# REQUIRED WORK
Please copy all the lines that follow, word for word.

# Collected data entries
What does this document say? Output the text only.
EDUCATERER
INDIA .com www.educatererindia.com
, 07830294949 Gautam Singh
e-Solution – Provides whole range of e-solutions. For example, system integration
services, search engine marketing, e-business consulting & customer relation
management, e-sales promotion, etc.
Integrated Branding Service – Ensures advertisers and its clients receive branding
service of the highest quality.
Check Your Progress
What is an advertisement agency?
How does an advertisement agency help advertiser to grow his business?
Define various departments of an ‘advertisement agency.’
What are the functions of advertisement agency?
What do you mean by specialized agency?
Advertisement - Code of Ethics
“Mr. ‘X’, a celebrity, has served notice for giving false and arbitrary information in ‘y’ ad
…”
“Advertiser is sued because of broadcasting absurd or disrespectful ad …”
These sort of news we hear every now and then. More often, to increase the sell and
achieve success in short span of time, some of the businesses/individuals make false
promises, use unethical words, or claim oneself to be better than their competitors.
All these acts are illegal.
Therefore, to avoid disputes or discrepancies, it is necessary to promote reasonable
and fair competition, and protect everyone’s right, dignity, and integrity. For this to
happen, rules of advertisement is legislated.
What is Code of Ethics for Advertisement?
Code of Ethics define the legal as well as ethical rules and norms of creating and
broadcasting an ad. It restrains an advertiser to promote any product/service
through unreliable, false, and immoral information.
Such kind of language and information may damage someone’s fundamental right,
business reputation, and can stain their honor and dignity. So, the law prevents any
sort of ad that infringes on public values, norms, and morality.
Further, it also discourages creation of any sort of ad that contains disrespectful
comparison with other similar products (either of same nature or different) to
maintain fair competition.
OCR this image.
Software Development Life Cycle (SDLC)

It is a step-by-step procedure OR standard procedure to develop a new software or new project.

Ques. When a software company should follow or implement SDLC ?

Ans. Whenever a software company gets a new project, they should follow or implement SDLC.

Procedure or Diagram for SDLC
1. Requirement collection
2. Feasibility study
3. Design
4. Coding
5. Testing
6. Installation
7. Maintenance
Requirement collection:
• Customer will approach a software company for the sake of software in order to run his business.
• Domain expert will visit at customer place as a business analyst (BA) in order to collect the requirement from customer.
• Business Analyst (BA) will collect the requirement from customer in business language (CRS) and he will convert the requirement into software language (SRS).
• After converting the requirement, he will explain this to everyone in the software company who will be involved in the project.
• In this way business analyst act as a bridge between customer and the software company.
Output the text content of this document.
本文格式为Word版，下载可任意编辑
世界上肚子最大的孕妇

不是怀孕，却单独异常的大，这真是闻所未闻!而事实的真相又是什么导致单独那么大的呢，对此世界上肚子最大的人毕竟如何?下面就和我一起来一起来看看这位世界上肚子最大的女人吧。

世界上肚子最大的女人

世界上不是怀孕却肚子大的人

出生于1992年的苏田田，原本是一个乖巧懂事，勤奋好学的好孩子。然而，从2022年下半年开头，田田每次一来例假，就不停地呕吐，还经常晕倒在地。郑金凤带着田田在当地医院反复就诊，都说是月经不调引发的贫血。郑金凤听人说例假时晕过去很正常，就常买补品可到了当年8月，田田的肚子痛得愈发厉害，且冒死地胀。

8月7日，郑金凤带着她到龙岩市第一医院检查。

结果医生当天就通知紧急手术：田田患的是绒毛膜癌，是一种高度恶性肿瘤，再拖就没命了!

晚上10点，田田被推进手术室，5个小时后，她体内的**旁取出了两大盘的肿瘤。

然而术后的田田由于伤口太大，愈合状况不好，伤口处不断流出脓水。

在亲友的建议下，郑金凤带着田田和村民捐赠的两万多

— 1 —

# RESULT
What does this document say? Output the text only.
EDUCATERER
INDIA .com www.educatererindia.com
, 07830294949 Gautam Singh
e-Solution – Provides whole range of e-solutions. For example, system integration
services, search engine marketing, e-business consulting & customer relation
management, e-sales promotion, etc.
Integrated Branding Service – Ensures advertisers and its clients receive branding
service of the highest quality.
Check Your Progress
What is an advertisement agency?
How does an advertisement agency help advertiser to grow his business?
Define various departments of an ‘advertisement agency.’
What are the functions of advertisement agency?
What do you mean by specialized agency?
Advertisement - Code of Ethics
“Mr. ‘X’, a celebrity, has served notice for giving false and arbitrary information in ‘y’ ad
…”
“Advertiser is sued because of broadcasting absurd or disrespectful ad …”
These sort of news we hear every now and then. More often, to increase the sell and
achieve success in short span of time, some of the businesses/individuals make false
promises, use unethical words, or claim oneself to be better than their competitors.
All these acts are illegal.
Therefore, to avoid disputes or discrepancies, it is necessary to promote reasonable
and fair competition, and protect everyone’s right, dignity, and integrity. For this to
happen, rules of advertisement is legislated.
What is Code of Ethics for Advertisement?
Code of Ethics define the legal as well as ethical rules and norms of creating and
broadcasting an ad. It restrains an advertiser to promote any product/service
through unreliable, false, and immoral information.
Such kind of language and information may damage someone’s fundamental right,
business reputation, and can stain their honor and dignity. So, the law prevents any
sort of ad that infringes on public values, norms, and morality.
Further, it also discourages creation of any sort of ad that contains disrespectful
comparison with other similar products (either of same nature or different) to
maintain fair competition.
OCR this image.
Software Development Life Cycle (SDLC)

It is a step-by-step procedure OR standard procedure to develop a new software or new project.

Ques. When a software company should follow or implement SDLC ?

Ans. Whenever a software company gets a new project, they should follow or implement SDLC.

Procedure or Diagram for SDLC
1. Requirement collection
2. Feasibility study
3. Design
4. Coding
5. Testing
6. Installation
7. Maintenance
Requirement collection:
• Customer will approach a software company for the sake of software in order to run his business.
• Domain expert will visit at customer place as a business analyst (BA) in order to collect the requirement from customer.
• Business Analyst (BA) will collect the requirement from customer in business language (CRS) and he will convert the requirement into software language (SRS).
• After converting the requirement, he will explain this to everyone in the software company who will be involved in the project.
• In this way business analyst act as a bridge between customer and the software company.
Output the text content of this document.
本文格式为Word版，下载可任意编辑
世界上肚子最大的孕妇

不是怀孕，却单独异常的大，这真是闻所未闻!而事实的真相又是什么导致单独那么大的呢，对此世界上肚子最大的人毕竟如何?下面就和我一起来一起来看看这位世界上肚子最大的女人吧。

世界上肚子最大的女人

世界上不是怀孕却肚子大的人

出生于1992年的苏田田，原本是一个乖巧懂事，勤奋好学的好孩子。然而，从2022年下半年开头，田田每次一来例假，就不停地呕吐，还经常晕倒在地。郑金凤带着田田在当地医院反复就诊，都说是月经不调引发的贫血。郑金凤听人说例假时晕过去很正常，就常买补品可到了当年8月，田田的肚子痛得愈发厉害，且冒死地胀。

8月7日，郑金凤带着她到龙岩市第一医院检查。

结果医生当天就通知紧急手术：田田患的是绒毛膜癌，是一种高度恶性肿瘤，再拖就没命了!

晚上10点，田田被推进手术室，5个小时后，她体内的**旁取出了两大盘的肿瘤。

然而术后的田田由于伤口太大，愈合状况不好，伤口处不断流出脓水。

在亲友的建议下，郑金凤带着田田和村民捐赠的两万多

— 1 —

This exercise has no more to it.